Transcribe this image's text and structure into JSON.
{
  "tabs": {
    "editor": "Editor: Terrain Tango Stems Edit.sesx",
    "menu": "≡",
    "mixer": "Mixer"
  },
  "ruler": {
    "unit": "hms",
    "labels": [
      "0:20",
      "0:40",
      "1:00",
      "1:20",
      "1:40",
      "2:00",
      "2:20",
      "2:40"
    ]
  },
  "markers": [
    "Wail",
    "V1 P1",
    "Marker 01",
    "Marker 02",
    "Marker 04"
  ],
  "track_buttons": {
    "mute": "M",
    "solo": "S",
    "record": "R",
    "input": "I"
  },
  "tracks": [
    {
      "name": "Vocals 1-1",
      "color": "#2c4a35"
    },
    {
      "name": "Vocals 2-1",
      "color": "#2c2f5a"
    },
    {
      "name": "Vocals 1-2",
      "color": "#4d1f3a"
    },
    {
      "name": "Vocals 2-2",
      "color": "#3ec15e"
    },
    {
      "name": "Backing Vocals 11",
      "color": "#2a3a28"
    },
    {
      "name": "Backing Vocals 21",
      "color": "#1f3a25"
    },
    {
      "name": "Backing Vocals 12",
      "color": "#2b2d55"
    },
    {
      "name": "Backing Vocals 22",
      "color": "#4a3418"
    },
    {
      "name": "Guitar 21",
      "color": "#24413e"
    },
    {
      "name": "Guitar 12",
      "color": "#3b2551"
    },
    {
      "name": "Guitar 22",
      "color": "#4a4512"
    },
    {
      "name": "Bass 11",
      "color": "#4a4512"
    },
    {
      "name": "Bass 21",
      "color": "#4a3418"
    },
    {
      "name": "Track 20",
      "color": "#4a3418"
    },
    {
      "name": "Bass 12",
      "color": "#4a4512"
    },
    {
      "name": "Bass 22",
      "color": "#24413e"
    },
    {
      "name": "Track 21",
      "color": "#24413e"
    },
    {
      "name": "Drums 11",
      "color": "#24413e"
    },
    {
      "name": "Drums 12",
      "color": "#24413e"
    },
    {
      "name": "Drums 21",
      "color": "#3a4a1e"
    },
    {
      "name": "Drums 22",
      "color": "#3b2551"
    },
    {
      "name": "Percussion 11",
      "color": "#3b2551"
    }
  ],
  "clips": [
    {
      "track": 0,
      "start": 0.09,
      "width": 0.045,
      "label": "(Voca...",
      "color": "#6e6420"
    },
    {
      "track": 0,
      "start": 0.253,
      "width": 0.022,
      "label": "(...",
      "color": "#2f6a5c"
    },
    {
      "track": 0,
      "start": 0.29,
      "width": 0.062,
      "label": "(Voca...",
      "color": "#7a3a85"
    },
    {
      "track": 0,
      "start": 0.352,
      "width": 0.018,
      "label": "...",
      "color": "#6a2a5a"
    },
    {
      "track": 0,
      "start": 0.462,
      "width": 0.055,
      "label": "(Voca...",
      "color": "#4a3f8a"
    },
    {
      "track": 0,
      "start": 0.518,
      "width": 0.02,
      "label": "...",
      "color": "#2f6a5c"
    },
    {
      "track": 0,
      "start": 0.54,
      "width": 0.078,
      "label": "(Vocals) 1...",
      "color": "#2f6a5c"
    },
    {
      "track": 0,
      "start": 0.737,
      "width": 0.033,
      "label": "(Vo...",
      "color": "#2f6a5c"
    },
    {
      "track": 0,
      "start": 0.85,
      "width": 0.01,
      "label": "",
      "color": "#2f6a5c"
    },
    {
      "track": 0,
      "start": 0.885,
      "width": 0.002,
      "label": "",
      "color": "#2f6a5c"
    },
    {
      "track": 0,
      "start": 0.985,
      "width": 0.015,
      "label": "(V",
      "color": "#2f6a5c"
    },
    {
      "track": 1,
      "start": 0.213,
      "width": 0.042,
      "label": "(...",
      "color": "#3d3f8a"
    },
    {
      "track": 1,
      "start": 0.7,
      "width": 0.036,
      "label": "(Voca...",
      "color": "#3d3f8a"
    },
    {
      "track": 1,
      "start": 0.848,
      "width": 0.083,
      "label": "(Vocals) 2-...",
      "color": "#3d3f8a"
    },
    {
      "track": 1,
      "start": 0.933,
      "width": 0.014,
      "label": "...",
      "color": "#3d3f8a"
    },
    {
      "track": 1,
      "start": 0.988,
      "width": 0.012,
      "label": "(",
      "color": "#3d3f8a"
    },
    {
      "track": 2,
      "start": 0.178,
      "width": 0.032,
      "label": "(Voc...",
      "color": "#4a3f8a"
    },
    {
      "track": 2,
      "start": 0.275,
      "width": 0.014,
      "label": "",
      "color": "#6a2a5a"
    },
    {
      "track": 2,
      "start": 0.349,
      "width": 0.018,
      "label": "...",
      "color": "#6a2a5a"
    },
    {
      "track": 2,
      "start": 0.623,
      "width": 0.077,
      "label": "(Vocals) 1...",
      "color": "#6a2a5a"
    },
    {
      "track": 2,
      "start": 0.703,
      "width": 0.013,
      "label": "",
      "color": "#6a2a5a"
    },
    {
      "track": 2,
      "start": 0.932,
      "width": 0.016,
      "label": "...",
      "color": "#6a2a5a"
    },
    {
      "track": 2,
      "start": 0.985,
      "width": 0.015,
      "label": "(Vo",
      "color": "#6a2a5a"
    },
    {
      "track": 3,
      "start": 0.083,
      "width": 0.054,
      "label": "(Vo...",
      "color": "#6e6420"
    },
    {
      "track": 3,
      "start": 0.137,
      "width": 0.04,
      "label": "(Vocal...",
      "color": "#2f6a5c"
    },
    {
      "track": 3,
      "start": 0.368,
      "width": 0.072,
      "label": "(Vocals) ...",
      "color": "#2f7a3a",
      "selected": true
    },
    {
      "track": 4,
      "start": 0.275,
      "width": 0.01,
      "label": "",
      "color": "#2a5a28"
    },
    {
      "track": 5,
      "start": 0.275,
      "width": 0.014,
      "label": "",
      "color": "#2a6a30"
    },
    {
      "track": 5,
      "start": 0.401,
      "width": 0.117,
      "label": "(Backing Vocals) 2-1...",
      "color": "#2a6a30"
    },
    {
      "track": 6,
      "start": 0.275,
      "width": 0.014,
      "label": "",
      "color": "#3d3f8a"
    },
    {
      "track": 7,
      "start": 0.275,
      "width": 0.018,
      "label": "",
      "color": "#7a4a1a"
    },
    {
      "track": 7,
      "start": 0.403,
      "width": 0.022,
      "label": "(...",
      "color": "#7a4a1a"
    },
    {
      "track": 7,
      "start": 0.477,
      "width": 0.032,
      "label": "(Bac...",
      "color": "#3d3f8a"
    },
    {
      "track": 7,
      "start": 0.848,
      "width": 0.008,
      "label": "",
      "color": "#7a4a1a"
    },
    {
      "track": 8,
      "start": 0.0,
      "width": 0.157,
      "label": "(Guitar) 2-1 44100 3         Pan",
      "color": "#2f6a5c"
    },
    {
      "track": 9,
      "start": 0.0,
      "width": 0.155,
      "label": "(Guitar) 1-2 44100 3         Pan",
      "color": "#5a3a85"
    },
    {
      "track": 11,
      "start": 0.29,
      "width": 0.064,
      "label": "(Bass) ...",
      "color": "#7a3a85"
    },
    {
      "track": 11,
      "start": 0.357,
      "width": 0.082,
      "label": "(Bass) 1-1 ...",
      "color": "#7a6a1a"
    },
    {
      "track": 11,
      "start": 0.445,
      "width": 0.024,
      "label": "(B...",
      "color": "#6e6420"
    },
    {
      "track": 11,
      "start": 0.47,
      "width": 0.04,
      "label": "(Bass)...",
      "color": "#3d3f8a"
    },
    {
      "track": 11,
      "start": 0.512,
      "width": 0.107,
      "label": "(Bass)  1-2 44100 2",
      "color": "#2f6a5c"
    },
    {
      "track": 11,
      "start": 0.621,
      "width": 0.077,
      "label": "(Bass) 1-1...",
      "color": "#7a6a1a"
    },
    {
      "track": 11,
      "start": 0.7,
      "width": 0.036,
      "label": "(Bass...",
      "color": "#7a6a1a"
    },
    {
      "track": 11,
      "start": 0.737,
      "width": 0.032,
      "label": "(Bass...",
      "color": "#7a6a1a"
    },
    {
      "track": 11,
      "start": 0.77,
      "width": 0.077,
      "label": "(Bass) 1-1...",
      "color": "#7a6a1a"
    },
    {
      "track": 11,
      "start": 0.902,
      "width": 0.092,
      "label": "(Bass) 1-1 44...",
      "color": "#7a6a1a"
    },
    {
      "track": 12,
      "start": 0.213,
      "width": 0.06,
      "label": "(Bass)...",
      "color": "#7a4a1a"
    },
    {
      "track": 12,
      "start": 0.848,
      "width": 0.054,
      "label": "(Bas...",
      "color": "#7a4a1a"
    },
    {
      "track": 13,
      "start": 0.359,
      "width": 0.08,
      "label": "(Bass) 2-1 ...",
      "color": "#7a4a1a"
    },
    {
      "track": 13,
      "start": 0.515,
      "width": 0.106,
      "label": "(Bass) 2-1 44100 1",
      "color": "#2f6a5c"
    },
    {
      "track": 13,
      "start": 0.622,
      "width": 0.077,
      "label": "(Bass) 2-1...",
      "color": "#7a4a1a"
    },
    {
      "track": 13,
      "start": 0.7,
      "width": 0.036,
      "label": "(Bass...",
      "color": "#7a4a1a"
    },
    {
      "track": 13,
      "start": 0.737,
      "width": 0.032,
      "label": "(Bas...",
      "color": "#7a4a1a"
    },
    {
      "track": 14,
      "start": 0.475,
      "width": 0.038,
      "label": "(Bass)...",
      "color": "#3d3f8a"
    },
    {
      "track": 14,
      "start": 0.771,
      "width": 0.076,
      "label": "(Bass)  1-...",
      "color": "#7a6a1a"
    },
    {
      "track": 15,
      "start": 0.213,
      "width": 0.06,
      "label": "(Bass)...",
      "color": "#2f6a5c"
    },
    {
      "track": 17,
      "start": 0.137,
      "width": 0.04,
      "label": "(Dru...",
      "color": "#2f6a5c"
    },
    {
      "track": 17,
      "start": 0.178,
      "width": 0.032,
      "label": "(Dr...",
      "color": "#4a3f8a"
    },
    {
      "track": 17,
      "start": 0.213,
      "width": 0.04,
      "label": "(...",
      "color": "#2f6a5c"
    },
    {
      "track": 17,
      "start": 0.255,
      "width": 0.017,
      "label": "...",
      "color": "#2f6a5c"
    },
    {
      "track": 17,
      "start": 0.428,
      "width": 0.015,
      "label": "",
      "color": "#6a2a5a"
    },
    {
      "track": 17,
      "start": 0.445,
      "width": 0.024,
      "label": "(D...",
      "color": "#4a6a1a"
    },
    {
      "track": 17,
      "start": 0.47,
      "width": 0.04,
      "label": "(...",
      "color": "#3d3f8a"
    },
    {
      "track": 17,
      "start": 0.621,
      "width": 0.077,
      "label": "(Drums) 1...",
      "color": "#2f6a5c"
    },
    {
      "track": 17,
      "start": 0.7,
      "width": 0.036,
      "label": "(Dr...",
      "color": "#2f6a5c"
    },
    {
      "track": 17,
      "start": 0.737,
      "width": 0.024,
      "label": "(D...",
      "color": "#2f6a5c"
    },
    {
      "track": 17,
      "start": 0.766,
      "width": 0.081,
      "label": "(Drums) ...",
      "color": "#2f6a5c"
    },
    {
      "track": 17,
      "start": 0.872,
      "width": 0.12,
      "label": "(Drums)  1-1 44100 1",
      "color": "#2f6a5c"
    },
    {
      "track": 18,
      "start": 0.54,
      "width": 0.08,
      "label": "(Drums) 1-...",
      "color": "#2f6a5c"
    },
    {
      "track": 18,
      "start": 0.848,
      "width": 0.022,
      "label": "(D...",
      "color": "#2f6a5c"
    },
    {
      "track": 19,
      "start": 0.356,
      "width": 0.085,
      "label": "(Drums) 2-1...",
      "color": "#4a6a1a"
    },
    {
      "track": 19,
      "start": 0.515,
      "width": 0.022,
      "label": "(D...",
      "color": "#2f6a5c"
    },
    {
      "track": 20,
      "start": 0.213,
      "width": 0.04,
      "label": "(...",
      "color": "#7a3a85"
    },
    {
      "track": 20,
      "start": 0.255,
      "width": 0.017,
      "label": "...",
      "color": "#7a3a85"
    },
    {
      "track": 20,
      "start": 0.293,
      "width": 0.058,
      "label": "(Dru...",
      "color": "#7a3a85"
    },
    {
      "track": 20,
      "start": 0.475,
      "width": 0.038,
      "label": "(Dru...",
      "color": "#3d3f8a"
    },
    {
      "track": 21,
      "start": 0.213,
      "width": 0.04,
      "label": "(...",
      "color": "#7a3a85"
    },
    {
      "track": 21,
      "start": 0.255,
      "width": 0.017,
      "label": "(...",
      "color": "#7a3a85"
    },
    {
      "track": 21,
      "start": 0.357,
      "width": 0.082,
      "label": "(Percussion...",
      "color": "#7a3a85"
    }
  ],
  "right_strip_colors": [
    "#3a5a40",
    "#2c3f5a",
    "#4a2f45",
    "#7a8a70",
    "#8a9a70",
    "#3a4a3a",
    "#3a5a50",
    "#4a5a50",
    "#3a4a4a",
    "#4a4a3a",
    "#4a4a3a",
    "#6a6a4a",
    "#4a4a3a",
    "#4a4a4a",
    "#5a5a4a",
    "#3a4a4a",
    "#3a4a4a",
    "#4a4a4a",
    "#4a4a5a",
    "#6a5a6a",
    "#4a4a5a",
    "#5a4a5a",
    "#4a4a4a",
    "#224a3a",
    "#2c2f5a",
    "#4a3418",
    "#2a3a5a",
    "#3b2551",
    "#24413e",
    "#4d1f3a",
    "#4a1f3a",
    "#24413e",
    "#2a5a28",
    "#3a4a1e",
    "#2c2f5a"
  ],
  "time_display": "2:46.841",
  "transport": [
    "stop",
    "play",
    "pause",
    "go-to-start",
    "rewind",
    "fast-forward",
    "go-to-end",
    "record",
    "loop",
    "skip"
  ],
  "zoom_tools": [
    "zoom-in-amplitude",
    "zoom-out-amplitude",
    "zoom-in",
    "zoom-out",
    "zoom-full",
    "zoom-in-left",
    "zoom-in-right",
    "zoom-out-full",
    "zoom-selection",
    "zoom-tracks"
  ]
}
---
WHAT IS NEEDED -
Take every line containing the word "Drums" and copy it.

TASK ANSWER -
      "name": "Drums 11",
      "name": "Drums 12",
      "name": "Drums 21",
      "name": "Drums 22",
      "label": "(Drums) 1...",
      "label": "(Drums) ...",
      "label": "(Drums)  1-1 44100 1",
      "label": "(Drums) 1-...",
      "label": "(Drums) 2-1...",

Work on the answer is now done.